++++ Data section ++++
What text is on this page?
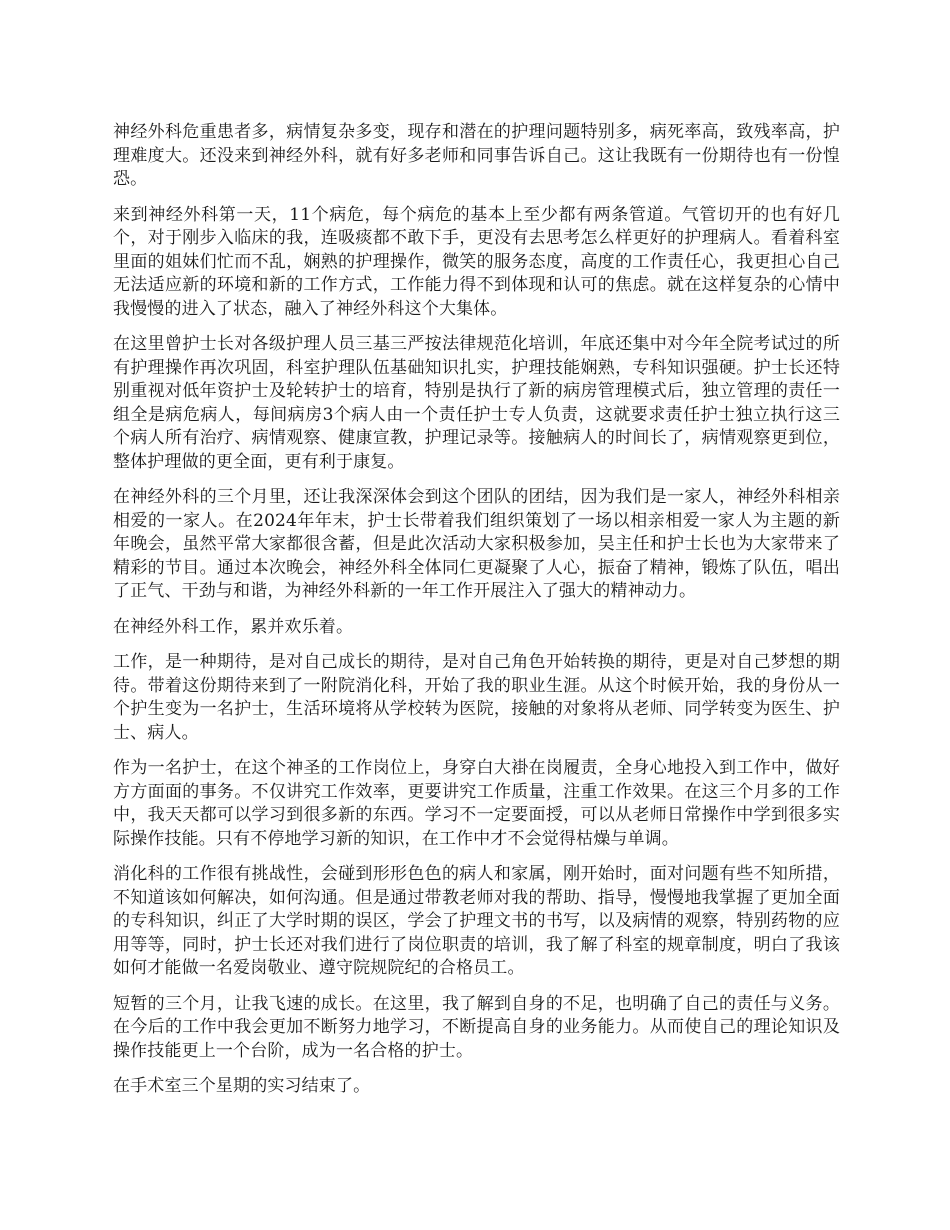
神经外科危重患者多，病情复杂多变，现存和潜在的护理问题特别多，病死率高，致残率高，护理难度大。还没来到神经外科，就有好多老师和同事告诉自己。这让我既有一份期待也有一份惶恐。

来到神经外科第一天，11个病危，每个病危的基本上至少都有两条管道。气管切开的也有好几个，对于刚步入临床的我，连吸痰都不敢下手，更没有去思考怎么样更好的护理病人。看着科室里面的姐妹们忙而不乱，娴熟的护理操作，微笑的服务态度，高度的工作责任心，我更担心自己无法适应新的环境和新的工作方式，工作能力得不到体现和认可的焦虑。就在这样复杂的心情中我慢慢的进入了状态，融入了神经外科这个大集体。

在这里曾护士长对各级护理人员三基三严按法律规范化培训，年底还集中对今年全院考试过的所有护理操作再次巩固，科室护理队伍基础知识扎实，护理技能娴熟，专科知识强硬。护士长还特别重视对低年资护士及轮转护士的培育，特别是执行了新的病房管理模式后，独立管理的责任一组全是病危病人，每间病房3个病人由一个责任护士专人负责，这就要求责任护士独立执行这三个病人所有治疗、病情观察、健康宣教，护理记录等。接触病人的时间长了，病情观察更到位，整体护理做的更全面，更有利于康复。

在神经外科的三个月里，还让我深深体会到这个团队的团结，因为我们是一家人，神经外科相亲相爱的一家人。在2024年年末，护士长带着我们组织策划了一场以相亲相爱一家人为主题的新年晚会，虽然平常大家都很含蓄，但是此次活动大家积极参加，吴主任和护士长也为大家带来了精彩的节目。通过本次晚会，神经外科全体同仁更凝聚了人心，振奋了精神，锻炼了队伍，唱出了正气、干劲与和谐，为神经外科新的一年工作开展注入了强大的精神动力。

在神经外科工作，累并欢乐着。

工作，是一种期待，是对自己成长的期待，是对自己角色开始转换的期待，更是对自己梦想的期待。带着这份期待来到了一附院消化科，开始了我的职业生涯。从这个时候开始，我的身份从一个护生变为一名护士，生活环境将从学校转为医院，接触的对象将从老师、同学转变为医生、护士、病人。

作为一名护士，在这个神圣的工作岗位上，身穿白大褂在岗履责，全身心地投入到工作中，做好方方面面的事务。不仅讲究工作效率，更要讲究工作质量，注重工作效果。在这三个月多的工作中，我天天都可以学习到很多新的东西。学习不一定要面授，可以从老师日常操作中学到很多实际操作技能。只有不停地学习新的知识，在工作中才不会觉得枯燥与单调。

消化科的工作很有挑战性，会碰到形形色色的病人和家属，刚开始时，面对问题有些不知所措，不知道该如何解决，如何沟通。但是通过带教老师对我的帮助、指导，慢慢地我掌握了更加全面的专科知识，纠正了大学时期的误区，学会了护理文书的书写，以及病情的观察，特别药物的应用等等，同时，护士长还对我们进行了岗位职责的培训，我了解了科室的规章制度，明白了我该如何才能做一名爱岗敬业、遵守院规院纪的合格员工。

短暂的三个月，让我飞速的成长。在这里，我了解到自身的不足，也明确了自己的责任与义务。在今后的工作中我会更加不断努力地学习，不断提高自身的业务能力。从而使自己的理论知识及操作技能更上一个台阶，成为一名合格的护士。

在手术室三个星期的实习结束了。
++++
Can you repeat every record above exactly, apart from the pictures?

▶ _Complete response_
What text is on this page?
神经外科危重患者多，病情复杂多变，现存和潜在的护理问题特别多，病死率高，致残率高，护理难度大。还没来到神经外科，就有好多老师和同事告诉自己。这让我既有一份期待也有一份惶恐。

来到神经外科第一天，11个病危，每个病危的基本上至少都有两条管道。气管切开的也有好几个，对于刚步入临床的我，连吸痰都不敢下手，更没有去思考怎么样更好的护理病人。看着科室里面的姐妹们忙而不乱，娴熟的护理操作，微笑的服务态度，高度的工作责任心，我更担心自己无法适应新的环境和新的工作方式，工作能力得不到体现和认可的焦虑。就在这样复杂的心情中我慢慢的进入了状态，融入了神经外科这个大集体。

在这里曾护士长对各级护理人员三基三严按法律规范化培训，年底还集中对今年全院考试过的所有护理操作再次巩固，科室护理队伍基础知识扎实，护理技能娴熟，专科知识强硬。护士长还特别重视对低年资护士及轮转护士的培育，特别是执行了新的病房管理模式后，独立管理的责任一组全是病危病人，每间病房3个病人由一个责任护士专人负责，这就要求责任护士独立执行这三个病人所有治疗、病情观察、健康宣教，护理记录等。接触病人的时间长了，病情观察更到位，整体护理做的更全面，更有利于康复。

在神经外科的三个月里，还让我深深体会到这个团队的团结，因为我们是一家人，神经外科相亲相爱的一家人。在2024年年末，护士长带着我们组织策划了一场以相亲相爱一家人为主题的新年晚会，虽然平常大家都很含蓄，但是此次活动大家积极参加，吴主任和护士长也为大家带来了精彩的节目。通过本次晚会，神经外科全体同仁更凝聚了人心，振奋了精神，锻炼了队伍，唱出了正气、干劲与和谐，为神经外科新的一年工作开展注入了强大的精神动力。

在神经外科工作，累并欢乐着。

工作，是一种期待，是对自己成长的期待，是对自己角色开始转换的期待，更是对自己梦想的期待。带着这份期待来到了一附院消化科，开始了我的职业生涯。从这个时候开始，我的身份从一个护生变为一名护士，生活环境将从学校转为医院，接触的对象将从老师、同学转变为医生、护士、病人。

作为一名护士，在这个神圣的工作岗位上，身穿白大褂在岗履责，全身心地投入到工作中，做好方方面面的事务。不仅讲究工作效率，更要讲究工作质量，注重工作效果。在这三个月多的工作中，我天天都可以学习到很多新的东西。学习不一定要面授，可以从老师日常操作中学到很多实际操作技能。只有不停地学习新的知识，在工作中才不会觉得枯燥与单调。

消化科的工作很有挑战性，会碰到形形色色的病人和家属，刚开始时，面对问题有些不知所措，不知道该如何解决，如何沟通。但是通过带教老师对我的帮助、指导，慢慢地我掌握了更加全面的专科知识，纠正了大学时期的误区，学会了护理文书的书写，以及病情的观察，特别药物的应用等等，同时，护士长还对我们进行了岗位职责的培训，我了解了科室的规章制度，明白了我该如何才能做一名爱岗敬业、遵守院规院纪的合格员工。

短暂的三个月，让我飞速的成长。在这里，我了解到自身的不足，也明确了自己的责任与义务。在今后的工作中我会更加不断努力地学习，不断提高自身的业务能力。从而使自己的理论知识及操作技能更上一个台阶，成为一名合格的护士。

在手术室三个星期的实习结束了。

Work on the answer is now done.